* **The records**:

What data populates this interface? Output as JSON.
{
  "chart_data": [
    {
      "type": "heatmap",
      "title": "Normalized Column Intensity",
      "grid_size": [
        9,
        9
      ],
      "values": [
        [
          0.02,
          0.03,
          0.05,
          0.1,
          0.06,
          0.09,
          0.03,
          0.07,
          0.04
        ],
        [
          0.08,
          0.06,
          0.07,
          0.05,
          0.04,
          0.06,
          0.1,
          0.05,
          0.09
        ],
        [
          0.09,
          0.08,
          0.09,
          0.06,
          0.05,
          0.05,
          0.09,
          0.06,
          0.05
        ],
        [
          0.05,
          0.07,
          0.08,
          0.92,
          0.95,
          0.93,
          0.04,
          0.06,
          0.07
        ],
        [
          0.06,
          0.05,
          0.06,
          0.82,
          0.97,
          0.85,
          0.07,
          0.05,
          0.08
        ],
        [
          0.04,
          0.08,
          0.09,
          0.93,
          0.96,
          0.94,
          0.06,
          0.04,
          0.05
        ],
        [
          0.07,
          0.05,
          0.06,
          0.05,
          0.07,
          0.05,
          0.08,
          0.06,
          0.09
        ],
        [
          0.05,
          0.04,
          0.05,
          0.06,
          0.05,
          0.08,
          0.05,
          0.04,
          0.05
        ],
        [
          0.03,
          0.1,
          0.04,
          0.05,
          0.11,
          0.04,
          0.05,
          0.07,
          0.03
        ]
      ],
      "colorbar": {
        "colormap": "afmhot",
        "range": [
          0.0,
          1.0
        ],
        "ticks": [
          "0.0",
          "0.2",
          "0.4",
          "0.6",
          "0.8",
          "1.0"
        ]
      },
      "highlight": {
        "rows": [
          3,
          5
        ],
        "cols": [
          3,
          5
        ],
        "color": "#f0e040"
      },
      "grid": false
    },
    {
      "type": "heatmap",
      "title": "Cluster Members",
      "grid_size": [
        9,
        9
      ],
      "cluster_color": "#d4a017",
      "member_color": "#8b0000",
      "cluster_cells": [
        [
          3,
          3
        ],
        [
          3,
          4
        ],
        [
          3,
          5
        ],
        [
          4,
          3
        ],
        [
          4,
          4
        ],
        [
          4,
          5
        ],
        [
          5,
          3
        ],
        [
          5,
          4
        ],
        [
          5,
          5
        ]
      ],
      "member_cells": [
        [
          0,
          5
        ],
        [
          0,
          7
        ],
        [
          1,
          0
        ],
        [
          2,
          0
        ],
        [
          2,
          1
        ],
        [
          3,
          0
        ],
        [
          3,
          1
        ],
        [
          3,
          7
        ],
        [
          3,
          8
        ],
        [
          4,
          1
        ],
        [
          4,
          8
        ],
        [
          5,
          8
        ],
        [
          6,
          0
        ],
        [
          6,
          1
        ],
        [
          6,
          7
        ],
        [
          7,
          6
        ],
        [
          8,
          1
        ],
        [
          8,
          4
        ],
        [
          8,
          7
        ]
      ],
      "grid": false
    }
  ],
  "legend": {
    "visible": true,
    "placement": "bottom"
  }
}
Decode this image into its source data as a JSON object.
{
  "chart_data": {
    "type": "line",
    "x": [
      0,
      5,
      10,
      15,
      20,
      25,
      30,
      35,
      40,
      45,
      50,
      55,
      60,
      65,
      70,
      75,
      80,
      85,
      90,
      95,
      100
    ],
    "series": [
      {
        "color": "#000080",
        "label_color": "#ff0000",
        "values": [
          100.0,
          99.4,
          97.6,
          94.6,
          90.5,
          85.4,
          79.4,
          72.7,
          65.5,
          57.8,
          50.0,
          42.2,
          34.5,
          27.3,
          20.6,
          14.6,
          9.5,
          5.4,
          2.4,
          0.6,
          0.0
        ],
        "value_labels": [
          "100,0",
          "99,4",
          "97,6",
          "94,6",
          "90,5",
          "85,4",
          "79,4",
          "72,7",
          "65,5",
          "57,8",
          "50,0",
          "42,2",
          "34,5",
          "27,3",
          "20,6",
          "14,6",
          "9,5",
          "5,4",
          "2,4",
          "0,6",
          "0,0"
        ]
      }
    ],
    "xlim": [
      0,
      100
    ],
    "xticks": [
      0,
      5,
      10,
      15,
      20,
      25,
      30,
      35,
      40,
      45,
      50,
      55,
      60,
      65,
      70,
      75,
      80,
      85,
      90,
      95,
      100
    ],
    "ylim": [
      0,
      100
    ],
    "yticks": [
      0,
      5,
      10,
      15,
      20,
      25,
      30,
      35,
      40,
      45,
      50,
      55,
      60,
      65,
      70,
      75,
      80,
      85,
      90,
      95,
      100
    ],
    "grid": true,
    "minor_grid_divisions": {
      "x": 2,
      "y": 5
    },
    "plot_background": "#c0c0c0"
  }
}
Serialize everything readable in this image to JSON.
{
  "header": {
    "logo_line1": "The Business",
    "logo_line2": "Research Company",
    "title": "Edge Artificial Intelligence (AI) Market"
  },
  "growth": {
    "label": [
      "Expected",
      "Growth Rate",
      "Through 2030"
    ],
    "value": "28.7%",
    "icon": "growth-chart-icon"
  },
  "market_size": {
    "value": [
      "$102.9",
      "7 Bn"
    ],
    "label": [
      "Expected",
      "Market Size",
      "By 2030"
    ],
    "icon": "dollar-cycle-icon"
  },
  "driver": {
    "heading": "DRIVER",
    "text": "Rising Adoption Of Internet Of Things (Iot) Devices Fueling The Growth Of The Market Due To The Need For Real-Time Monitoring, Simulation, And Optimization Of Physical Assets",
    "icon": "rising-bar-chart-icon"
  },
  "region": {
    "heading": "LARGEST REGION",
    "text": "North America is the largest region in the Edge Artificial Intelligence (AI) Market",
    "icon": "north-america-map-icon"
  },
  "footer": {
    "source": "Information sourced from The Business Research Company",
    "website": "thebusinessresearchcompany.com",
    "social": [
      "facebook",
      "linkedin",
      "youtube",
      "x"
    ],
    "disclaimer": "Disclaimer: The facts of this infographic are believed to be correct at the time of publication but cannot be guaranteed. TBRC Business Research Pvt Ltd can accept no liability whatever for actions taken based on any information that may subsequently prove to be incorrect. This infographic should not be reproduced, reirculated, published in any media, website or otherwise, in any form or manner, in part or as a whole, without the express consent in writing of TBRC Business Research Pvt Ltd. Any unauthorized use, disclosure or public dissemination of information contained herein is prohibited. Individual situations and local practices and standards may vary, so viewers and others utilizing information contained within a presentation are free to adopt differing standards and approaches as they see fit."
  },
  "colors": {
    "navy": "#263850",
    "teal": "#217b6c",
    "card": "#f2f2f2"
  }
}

* **The problem**: Each line holding the word "JSON" counts once; report the total and nothing else.

* **Solution below**: 3